> **Aim of the task**: In the listing below, locate the line containing "What does this" and copy it and every line after it through the end, exactly as written, leaving out any pictures.

> **Dataset records**:

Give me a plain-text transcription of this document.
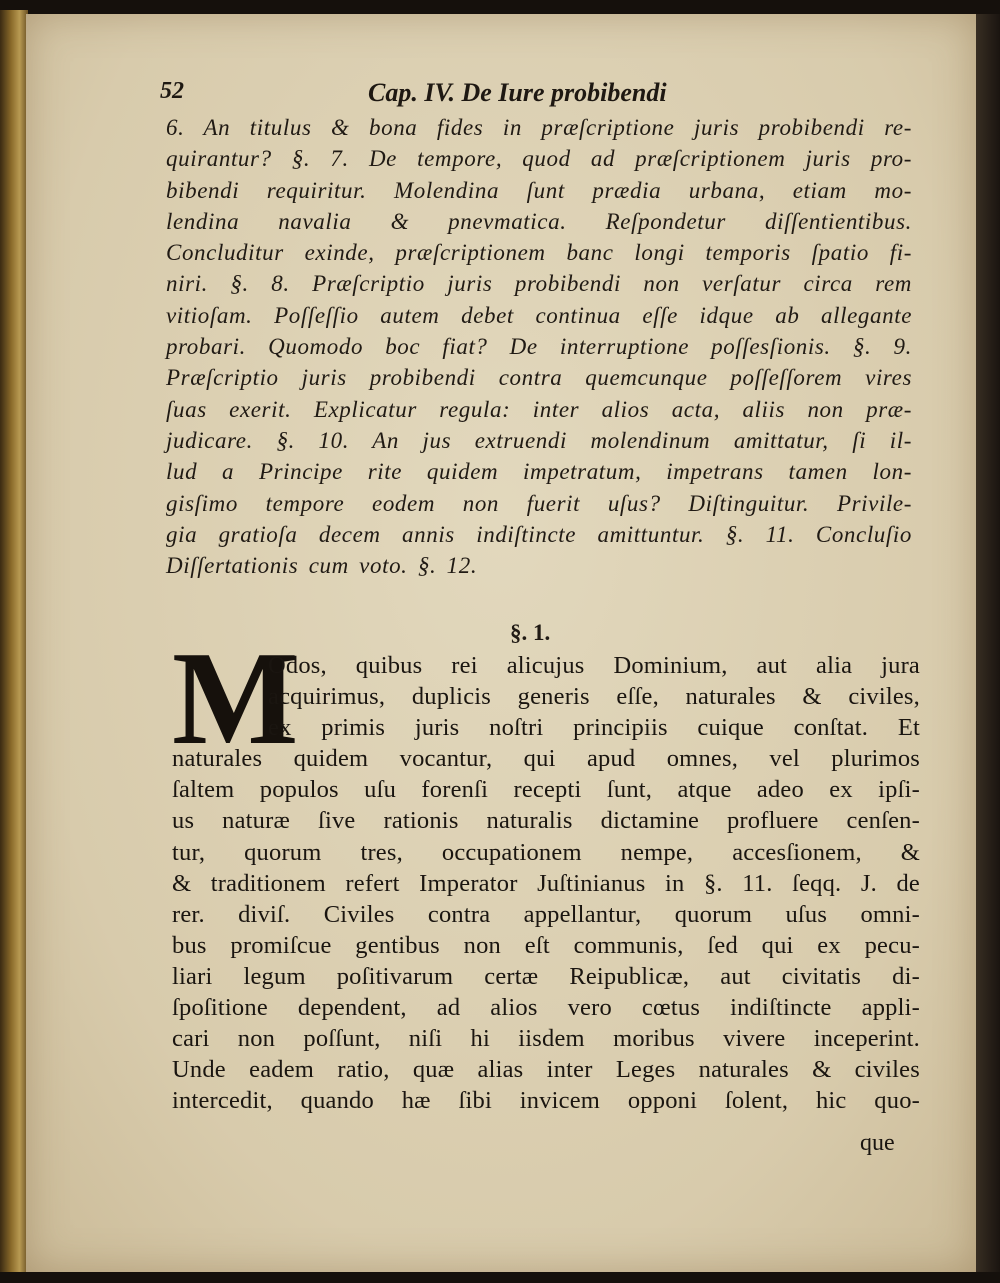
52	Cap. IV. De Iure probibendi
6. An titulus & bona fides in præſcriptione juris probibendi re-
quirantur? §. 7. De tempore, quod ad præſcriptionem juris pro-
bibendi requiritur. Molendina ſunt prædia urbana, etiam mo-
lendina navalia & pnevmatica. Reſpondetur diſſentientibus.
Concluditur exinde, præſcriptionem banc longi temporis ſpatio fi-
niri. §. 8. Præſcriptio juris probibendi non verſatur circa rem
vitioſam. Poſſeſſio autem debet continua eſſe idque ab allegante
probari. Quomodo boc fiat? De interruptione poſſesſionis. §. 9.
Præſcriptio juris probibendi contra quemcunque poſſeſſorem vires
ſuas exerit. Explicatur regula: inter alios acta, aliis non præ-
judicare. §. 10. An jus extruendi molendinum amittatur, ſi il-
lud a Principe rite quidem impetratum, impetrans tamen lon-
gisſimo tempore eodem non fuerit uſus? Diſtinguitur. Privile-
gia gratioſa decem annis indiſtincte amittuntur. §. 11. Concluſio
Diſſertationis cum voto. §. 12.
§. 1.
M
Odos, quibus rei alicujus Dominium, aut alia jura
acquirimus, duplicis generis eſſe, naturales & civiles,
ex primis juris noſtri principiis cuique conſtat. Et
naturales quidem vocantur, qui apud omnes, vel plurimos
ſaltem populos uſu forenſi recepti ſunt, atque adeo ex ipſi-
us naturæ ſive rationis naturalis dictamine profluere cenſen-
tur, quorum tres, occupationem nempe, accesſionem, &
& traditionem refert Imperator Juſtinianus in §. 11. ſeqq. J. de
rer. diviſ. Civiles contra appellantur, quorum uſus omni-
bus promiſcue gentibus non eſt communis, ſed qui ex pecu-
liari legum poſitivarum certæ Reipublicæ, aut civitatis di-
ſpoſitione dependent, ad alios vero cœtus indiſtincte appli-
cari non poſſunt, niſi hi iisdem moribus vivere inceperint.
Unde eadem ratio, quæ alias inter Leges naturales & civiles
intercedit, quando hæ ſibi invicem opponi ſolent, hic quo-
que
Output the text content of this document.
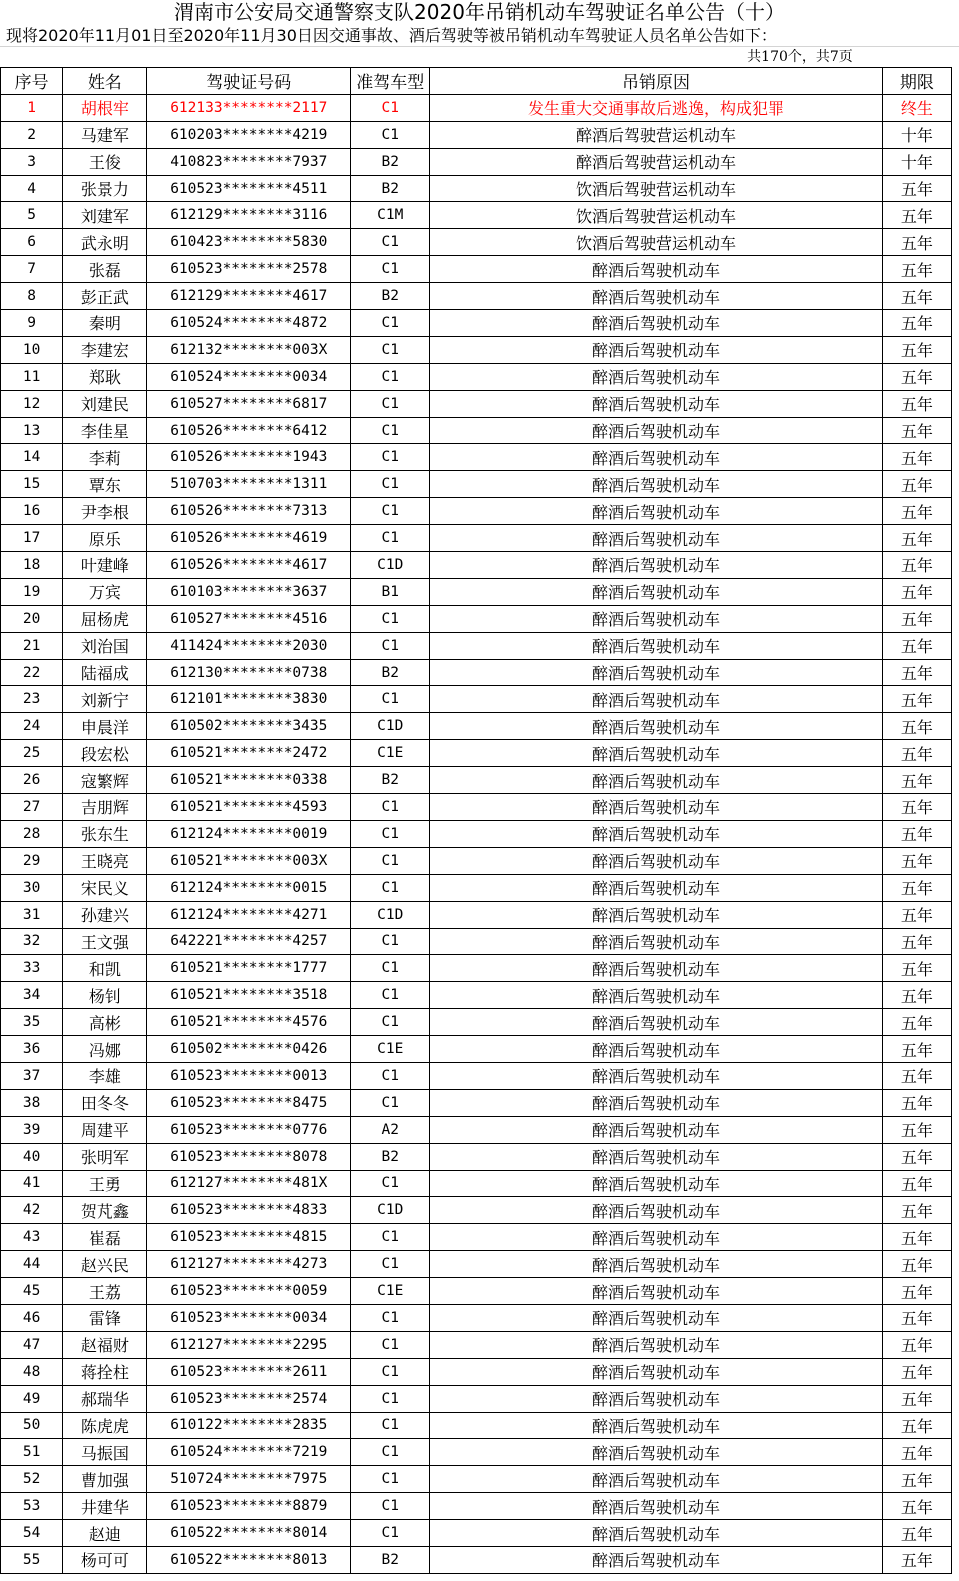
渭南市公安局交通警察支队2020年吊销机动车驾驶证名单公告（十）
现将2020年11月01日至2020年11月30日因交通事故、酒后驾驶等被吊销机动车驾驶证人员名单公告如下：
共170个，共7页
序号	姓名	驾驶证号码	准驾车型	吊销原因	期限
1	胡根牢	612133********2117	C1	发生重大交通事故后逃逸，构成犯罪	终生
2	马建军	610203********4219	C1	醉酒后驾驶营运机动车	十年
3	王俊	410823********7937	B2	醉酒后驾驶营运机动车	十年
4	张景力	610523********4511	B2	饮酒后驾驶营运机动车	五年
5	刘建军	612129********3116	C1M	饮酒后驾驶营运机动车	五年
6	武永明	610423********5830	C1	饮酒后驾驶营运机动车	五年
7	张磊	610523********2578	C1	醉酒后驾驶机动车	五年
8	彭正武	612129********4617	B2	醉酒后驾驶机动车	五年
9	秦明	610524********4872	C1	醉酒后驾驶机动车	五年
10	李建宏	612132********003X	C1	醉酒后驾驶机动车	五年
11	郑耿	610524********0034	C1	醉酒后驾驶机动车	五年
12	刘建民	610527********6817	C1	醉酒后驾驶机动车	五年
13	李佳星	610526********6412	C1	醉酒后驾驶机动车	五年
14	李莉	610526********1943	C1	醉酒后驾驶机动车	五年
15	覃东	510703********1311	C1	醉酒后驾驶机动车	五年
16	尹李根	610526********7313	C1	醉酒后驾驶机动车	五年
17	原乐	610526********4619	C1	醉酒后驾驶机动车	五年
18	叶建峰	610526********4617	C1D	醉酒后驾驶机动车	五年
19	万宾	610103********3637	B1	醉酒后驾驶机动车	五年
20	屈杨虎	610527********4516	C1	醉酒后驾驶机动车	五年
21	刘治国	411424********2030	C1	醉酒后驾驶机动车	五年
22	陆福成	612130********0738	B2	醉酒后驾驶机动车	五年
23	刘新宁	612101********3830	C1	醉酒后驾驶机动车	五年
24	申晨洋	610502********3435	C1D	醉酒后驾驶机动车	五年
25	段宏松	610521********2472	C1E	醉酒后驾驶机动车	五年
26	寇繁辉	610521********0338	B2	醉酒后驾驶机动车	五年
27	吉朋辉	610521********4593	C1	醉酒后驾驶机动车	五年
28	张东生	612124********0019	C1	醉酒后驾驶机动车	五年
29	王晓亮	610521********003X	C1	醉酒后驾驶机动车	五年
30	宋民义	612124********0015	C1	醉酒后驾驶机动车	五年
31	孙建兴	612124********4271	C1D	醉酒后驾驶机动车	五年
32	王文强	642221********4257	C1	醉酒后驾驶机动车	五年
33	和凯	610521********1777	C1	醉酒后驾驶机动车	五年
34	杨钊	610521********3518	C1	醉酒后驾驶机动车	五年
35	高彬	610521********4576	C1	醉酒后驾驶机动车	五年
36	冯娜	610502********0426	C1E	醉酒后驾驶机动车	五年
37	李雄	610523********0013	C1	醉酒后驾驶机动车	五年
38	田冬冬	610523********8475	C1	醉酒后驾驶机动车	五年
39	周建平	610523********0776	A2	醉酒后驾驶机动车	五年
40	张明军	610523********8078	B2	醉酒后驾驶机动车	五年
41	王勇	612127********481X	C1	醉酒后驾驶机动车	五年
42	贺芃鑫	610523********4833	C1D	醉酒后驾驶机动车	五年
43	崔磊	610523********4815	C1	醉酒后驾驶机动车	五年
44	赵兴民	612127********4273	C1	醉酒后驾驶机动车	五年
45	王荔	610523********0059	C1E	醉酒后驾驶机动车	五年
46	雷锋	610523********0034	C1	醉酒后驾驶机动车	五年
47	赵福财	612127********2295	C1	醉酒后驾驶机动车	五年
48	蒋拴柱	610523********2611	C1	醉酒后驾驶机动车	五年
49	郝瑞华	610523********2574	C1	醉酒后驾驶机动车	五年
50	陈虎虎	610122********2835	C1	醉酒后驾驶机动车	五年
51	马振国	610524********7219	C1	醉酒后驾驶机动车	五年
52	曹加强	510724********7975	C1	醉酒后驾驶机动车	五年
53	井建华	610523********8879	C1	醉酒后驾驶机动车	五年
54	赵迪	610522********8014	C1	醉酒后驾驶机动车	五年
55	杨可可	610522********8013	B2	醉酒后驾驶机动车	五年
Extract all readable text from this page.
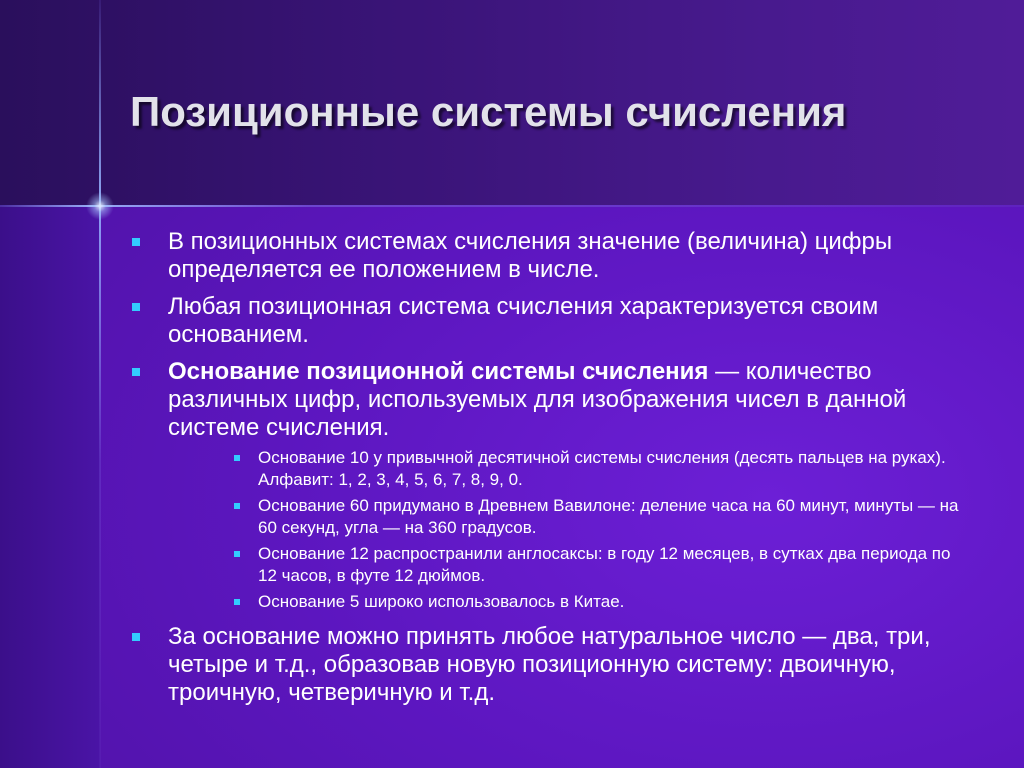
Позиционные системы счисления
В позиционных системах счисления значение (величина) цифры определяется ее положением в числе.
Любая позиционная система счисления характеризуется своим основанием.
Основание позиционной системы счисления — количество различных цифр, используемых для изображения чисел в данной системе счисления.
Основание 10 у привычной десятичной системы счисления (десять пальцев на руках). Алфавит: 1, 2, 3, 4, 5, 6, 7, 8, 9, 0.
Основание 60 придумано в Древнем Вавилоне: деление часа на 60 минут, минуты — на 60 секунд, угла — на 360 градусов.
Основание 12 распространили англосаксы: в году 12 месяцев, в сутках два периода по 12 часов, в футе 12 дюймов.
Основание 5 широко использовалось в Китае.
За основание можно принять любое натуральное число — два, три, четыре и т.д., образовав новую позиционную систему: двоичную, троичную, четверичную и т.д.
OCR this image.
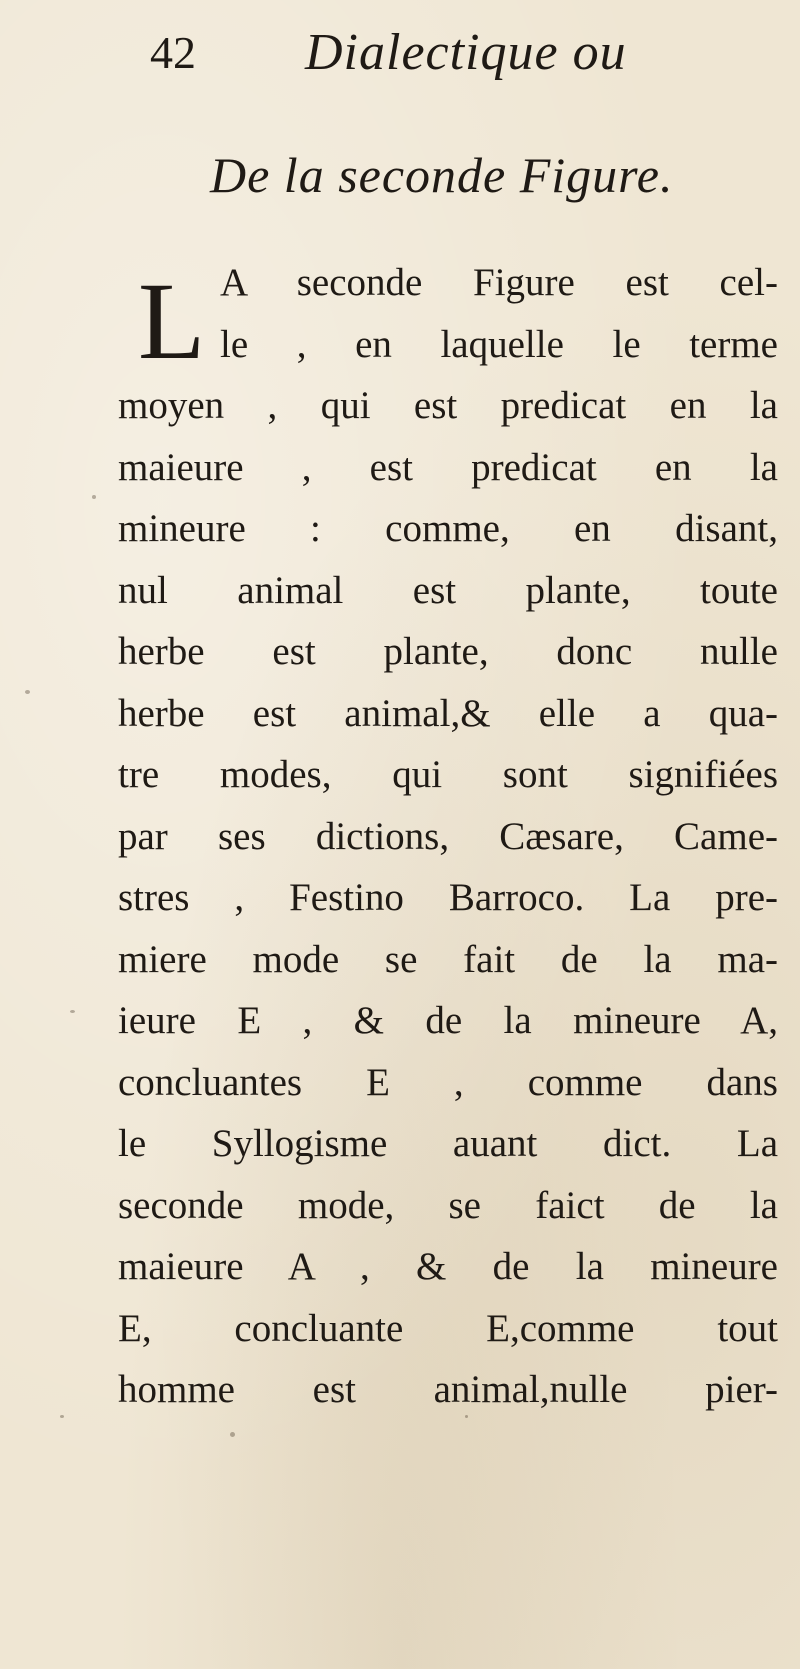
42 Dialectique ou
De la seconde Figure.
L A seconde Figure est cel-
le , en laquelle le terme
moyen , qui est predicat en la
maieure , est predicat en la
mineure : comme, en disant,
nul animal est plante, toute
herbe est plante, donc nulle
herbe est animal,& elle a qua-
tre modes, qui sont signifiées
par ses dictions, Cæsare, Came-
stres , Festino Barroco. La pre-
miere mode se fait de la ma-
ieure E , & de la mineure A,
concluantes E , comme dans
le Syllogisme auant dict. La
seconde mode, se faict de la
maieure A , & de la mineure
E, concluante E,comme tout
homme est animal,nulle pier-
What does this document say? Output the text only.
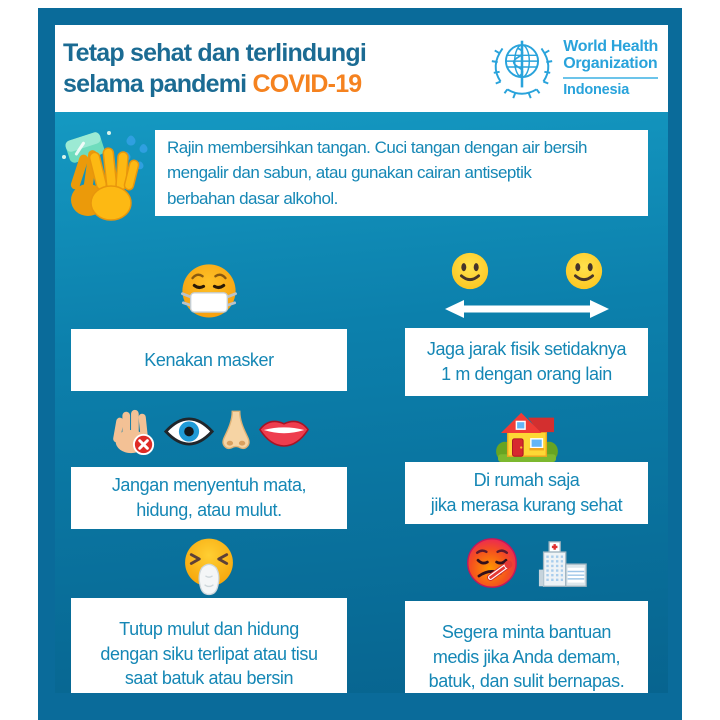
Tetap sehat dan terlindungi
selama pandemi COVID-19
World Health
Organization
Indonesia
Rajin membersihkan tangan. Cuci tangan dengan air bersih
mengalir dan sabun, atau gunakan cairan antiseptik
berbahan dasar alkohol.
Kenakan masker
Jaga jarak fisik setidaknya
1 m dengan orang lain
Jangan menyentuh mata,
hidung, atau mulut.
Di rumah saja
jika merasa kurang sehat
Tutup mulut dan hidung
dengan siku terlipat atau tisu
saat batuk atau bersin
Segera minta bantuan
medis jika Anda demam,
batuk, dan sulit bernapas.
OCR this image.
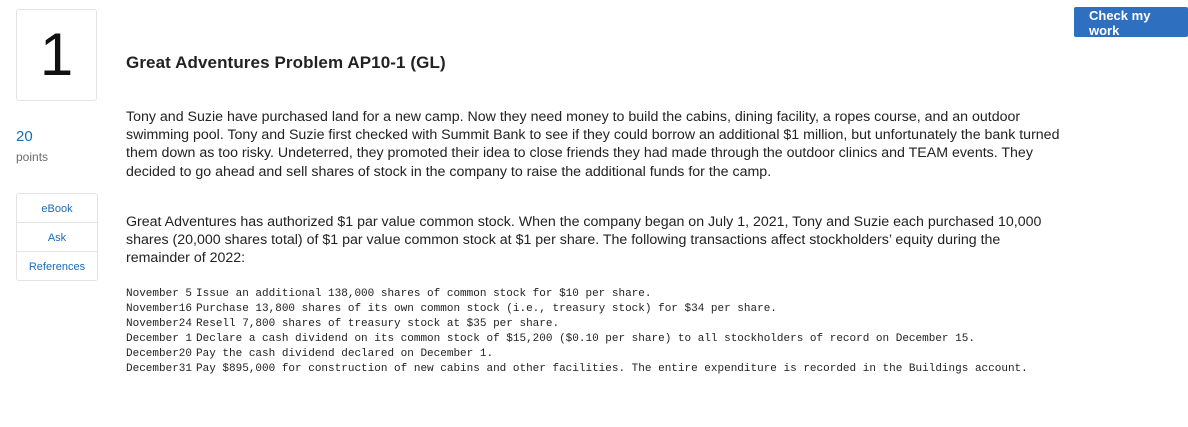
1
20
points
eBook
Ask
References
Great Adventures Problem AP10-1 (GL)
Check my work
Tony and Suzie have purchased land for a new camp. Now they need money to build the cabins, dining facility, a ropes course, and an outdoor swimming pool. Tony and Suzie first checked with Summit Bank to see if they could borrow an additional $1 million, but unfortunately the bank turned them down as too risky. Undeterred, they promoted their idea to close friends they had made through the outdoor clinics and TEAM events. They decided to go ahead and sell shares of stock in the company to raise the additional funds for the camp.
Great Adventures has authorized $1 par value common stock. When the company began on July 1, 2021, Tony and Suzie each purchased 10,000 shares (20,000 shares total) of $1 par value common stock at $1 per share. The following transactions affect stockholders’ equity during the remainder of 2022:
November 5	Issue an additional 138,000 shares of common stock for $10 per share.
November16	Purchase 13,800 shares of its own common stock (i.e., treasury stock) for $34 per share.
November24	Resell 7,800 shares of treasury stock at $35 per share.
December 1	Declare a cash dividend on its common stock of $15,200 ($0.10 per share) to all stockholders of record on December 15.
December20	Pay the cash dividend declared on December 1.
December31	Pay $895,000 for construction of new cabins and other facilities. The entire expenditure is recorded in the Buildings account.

> **The output**:
What does this document say? Output the text only.
Tetap sehat dan terlindungi
selama pandemi COVID-19
World Health
Organization
Indonesia
Rajin membersihkan tangan. Cuci tangan dengan air bersih
mengalir dan sabun, atau gunakan cairan antiseptik
berbahan dasar alkohol.
Kenakan masker
Jaga jarak fisik setidaknya
1 m dengan orang lain
Jangan menyentuh mata,
hidung, atau mulut.
Di rumah saja
jika merasa kurang sehat
Tutup mulut dan hidung
dengan siku terlipat atau tisu
saat batuk atau bersin
Segera minta bantuan
medis jika Anda demam,
batuk, dan sulit bernapas.
OCR this image.
1
20
points
eBook
Ask
References
Great Adventures Problem AP10-1 (GL)
Check my work
Tony and Suzie have purchased land for a new camp. Now they need money to build the cabins, dining facility, a ropes course, and an outdoor swimming pool. Tony and Suzie first checked with Summit Bank to see if they could borrow an additional $1 million, but unfortunately the bank turned them down as too risky. Undeterred, they promoted their idea to close friends they had made through the outdoor clinics and TEAM events. They decided to go ahead and sell shares of stock in the company to raise the additional funds for the camp.
Great Adventures has authorized $1 par value common stock. When the company began on July 1, 2021, Tony and Suzie each purchased 10,000 shares (20,000 shares total) of $1 par value common stock at $1 per share. The following transactions affect stockholders’ equity during the remainder of 2022:
November 5	Issue an additional 138,000 shares of common stock for $10 per share.
November16	Purchase 13,800 shares of its own common stock (i.e., treasury stock) for $34 per share.
November24	Resell 7,800 shares of treasury stock at $35 per share.
December 1	Declare a cash dividend on its common stock of $15,200 ($0.10 per share) to all stockholders of record on December 15.
December20	Pay the cash dividend declared on December 1.
December31	Pay $895,000 for construction of new cabins and other facilities. The entire expenditure is recorded in the Buildings account.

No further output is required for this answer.